**Aim**
Your answer should be one number: how many lines of the records hold the string "турнира".

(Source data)
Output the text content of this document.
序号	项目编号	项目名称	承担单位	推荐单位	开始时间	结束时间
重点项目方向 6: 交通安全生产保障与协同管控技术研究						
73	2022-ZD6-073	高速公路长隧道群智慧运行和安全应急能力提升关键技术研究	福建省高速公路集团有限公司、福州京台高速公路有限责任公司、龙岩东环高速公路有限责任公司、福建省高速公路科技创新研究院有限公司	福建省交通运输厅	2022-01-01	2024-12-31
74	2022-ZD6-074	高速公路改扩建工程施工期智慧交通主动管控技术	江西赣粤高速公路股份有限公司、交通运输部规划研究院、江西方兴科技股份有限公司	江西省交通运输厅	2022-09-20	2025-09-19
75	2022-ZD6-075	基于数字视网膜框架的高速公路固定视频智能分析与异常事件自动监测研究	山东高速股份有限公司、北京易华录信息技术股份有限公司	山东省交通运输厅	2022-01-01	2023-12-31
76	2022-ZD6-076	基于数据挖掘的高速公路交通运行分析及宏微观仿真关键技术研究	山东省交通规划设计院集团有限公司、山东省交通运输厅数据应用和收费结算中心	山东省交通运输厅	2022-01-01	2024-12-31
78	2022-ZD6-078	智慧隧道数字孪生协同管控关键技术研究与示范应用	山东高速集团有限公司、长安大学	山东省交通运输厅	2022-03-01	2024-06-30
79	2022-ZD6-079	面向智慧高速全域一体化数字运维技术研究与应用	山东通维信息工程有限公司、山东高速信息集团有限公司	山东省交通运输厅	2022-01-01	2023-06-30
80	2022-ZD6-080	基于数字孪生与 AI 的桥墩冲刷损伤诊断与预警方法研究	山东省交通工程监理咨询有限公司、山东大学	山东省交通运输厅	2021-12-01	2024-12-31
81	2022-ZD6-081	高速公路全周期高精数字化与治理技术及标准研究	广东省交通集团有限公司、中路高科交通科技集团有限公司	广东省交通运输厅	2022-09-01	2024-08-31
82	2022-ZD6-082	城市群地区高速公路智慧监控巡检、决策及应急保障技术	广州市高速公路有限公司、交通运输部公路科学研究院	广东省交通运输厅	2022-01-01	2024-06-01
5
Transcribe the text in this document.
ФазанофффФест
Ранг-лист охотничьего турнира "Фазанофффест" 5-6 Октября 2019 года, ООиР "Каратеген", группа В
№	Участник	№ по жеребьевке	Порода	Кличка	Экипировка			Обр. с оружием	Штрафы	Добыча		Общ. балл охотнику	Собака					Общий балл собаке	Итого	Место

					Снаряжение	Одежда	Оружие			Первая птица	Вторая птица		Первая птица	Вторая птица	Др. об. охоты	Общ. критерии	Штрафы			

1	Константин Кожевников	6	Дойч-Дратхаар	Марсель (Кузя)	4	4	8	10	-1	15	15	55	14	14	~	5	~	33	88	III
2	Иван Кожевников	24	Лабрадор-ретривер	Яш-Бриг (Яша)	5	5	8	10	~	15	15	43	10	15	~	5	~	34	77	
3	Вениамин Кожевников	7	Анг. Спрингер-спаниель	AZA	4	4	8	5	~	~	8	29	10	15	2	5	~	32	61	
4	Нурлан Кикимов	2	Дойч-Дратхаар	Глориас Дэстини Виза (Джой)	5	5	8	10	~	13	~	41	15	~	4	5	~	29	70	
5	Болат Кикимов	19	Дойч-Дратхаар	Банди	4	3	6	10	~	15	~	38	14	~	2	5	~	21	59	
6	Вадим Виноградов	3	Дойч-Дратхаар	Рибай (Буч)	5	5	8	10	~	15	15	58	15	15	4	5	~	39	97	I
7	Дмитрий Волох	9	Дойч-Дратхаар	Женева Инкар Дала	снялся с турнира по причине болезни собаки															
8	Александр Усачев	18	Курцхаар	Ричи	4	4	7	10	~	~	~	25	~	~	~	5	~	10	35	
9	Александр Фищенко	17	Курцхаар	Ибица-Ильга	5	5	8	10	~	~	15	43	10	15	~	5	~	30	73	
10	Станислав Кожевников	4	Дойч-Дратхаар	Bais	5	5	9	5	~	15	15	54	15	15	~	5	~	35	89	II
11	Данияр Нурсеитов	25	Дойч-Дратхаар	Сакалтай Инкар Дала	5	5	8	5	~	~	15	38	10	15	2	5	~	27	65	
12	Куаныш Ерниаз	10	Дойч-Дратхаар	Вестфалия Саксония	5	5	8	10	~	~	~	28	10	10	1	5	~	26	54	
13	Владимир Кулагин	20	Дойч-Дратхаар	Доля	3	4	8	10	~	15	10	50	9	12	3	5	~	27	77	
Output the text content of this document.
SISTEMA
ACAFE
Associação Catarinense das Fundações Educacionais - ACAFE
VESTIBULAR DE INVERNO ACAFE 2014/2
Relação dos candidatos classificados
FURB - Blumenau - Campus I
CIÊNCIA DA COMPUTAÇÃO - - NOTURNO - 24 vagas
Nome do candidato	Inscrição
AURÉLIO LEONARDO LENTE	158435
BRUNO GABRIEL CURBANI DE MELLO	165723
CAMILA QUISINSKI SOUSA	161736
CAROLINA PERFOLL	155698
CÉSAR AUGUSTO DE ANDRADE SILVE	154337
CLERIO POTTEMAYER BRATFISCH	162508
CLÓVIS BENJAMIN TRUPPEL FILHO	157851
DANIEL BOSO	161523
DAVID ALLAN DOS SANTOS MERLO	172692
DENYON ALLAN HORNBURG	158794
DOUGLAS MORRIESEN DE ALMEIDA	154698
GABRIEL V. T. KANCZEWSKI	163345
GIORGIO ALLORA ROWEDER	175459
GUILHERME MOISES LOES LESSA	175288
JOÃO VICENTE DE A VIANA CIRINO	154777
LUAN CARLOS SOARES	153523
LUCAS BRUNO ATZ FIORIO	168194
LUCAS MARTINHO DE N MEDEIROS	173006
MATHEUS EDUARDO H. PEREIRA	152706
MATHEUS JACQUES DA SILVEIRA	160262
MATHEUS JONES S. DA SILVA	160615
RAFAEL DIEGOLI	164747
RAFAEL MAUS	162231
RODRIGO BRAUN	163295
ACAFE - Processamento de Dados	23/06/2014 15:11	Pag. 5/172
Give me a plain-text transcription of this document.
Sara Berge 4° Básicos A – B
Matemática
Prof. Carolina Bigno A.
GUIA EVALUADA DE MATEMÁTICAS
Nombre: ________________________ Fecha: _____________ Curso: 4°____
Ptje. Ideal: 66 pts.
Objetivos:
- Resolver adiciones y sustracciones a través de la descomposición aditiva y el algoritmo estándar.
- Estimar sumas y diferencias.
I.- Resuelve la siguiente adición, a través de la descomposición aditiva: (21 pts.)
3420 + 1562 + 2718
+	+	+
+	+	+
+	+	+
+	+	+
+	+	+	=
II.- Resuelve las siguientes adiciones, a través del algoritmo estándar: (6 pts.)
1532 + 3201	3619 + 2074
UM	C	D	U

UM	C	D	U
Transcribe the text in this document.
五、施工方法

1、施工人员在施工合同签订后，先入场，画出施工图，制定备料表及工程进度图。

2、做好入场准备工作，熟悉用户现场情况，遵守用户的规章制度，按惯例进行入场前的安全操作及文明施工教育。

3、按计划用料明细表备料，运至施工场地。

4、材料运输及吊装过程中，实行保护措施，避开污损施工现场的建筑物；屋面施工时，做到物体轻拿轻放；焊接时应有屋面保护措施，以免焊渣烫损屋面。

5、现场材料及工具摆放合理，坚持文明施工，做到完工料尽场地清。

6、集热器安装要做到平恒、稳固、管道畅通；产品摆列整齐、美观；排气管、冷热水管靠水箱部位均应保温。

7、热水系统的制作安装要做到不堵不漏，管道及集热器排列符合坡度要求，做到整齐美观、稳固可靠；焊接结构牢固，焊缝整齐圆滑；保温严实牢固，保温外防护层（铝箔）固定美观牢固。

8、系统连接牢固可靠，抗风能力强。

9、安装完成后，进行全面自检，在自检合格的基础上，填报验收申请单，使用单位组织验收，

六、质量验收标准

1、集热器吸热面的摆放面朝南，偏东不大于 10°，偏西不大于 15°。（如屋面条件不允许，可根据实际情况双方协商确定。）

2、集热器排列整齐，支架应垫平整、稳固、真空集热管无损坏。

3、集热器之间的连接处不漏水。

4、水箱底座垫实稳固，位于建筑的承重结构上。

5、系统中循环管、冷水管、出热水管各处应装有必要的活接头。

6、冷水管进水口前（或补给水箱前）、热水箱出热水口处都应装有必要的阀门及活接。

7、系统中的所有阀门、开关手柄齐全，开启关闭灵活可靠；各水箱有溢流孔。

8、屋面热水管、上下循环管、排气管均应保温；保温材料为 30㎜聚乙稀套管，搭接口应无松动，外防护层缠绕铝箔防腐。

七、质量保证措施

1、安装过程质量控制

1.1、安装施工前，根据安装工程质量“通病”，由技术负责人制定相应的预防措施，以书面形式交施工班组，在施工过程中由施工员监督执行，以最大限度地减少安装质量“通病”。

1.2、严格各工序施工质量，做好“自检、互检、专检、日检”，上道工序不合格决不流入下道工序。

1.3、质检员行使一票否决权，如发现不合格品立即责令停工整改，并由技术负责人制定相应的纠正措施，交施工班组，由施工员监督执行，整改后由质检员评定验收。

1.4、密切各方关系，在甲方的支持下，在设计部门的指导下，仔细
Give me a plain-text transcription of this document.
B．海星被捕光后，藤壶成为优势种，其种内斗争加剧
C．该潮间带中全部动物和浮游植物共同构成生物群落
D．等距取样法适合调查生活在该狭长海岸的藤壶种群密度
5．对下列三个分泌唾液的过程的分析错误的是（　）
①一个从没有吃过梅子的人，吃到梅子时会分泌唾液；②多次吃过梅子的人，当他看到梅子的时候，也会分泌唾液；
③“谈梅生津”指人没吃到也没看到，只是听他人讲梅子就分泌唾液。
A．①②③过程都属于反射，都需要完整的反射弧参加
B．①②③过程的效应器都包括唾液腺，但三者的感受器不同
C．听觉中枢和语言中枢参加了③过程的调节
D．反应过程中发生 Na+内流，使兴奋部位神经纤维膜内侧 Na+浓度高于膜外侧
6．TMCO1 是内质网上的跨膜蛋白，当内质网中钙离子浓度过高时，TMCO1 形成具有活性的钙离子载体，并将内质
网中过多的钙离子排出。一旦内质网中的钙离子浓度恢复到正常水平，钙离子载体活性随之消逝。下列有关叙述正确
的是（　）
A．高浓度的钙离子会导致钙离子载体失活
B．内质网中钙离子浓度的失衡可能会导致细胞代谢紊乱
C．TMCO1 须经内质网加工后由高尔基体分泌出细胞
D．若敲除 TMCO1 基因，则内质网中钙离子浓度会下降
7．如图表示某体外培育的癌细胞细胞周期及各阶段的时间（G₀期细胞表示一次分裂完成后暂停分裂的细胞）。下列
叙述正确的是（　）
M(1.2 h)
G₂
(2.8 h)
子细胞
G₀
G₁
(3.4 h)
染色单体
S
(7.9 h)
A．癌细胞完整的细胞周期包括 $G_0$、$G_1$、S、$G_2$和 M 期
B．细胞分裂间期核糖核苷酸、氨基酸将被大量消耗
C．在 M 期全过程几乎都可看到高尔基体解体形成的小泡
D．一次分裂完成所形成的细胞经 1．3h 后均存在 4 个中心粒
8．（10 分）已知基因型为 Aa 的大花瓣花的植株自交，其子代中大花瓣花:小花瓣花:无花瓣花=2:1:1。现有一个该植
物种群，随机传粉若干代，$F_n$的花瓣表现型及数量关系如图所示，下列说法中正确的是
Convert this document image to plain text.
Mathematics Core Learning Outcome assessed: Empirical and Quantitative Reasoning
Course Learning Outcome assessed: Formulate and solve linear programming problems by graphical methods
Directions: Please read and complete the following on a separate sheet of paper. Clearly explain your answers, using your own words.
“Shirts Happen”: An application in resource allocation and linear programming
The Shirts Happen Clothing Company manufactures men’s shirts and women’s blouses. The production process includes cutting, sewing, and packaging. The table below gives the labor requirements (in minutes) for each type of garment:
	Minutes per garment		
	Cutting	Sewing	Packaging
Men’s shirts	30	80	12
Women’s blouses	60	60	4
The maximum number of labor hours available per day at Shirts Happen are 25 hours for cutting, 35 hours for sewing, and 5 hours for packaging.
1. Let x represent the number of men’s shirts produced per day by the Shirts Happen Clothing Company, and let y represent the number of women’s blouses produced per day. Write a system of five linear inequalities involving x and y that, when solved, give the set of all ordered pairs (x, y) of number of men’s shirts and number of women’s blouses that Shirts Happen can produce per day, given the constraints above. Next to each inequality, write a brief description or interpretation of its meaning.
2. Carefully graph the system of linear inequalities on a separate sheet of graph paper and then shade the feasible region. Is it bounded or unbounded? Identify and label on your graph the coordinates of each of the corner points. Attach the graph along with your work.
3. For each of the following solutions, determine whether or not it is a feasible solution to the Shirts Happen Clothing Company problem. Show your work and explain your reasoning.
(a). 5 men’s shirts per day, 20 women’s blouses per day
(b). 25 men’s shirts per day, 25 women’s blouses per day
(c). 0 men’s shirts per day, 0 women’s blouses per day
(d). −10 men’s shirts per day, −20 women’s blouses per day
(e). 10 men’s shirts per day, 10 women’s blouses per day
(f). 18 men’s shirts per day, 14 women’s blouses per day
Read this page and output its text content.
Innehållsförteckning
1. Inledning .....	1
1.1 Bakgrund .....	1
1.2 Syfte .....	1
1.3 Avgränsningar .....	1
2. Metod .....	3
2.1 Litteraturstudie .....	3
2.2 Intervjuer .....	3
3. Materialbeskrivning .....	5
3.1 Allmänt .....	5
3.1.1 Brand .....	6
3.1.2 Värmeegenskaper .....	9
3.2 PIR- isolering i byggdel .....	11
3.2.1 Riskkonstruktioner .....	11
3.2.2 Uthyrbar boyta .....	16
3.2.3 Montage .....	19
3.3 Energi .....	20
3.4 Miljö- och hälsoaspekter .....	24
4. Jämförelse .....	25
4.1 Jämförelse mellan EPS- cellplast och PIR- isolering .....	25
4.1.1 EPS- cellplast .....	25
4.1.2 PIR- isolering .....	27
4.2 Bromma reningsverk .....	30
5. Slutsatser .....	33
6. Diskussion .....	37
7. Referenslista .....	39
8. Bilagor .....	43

**Result of the task**
2